Copy every line of the listing that holds the string "Dame".

- Rows:
* begin *
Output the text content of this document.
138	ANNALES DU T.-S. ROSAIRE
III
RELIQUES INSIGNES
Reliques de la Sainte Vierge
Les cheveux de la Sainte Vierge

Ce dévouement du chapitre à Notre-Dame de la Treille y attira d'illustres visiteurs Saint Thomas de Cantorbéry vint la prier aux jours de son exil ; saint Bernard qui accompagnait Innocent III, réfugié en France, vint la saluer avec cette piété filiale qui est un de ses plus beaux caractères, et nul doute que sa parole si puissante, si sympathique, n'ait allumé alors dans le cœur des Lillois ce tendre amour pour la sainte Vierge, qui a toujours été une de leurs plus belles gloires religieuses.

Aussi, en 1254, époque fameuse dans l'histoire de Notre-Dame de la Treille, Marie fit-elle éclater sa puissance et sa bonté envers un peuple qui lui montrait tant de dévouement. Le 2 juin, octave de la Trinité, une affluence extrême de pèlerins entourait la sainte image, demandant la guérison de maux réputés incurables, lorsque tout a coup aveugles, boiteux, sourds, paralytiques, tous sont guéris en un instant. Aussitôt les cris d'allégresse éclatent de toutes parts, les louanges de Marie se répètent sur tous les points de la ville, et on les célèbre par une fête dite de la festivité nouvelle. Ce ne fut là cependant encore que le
* end *
- Task result:
Ce dévouement du chapitre à Notre-Dame de la Treille y attira d'illustres visiteurs Saint Thomas de Cantorbéry vint la prier aux jours de son exil ; saint Bernard qui accompagnait Innocent III, réfugié en France, vint la saluer avec cette piété filiale qui est un de ses plus beaux caractères, et nul doute que sa parole si puissante, si sympathique, n'ait allumé alors dans le cœur des Lillois ce tendre amour pour la sainte Vierge, qui a toujours été une de leurs plus belles gloires religieuses.
Aussi, en 1254, époque fameuse dans l'histoire de Notre-Dame de la Treille, Marie fit-elle éclater sa puissance et sa bonté envers un peuple qui lui montrait tant de dévouement. Le 2 juin, octave de la Trinité, une affluence extrême de pèlerins entourait la sainte image, demandant la guérison de maux réputés incurables, lorsque tout a coup aveugles, boiteux, sourds, paralytiques, tous sont guéris en un instant. Aussitôt les cris d'allégresse éclatent de toutes parts, les louanges de Marie se répètent sur tous les points de la ville, et on les célèbre par une fête dite de la festivité nouvelle. Ce ne fut là cependant encore que le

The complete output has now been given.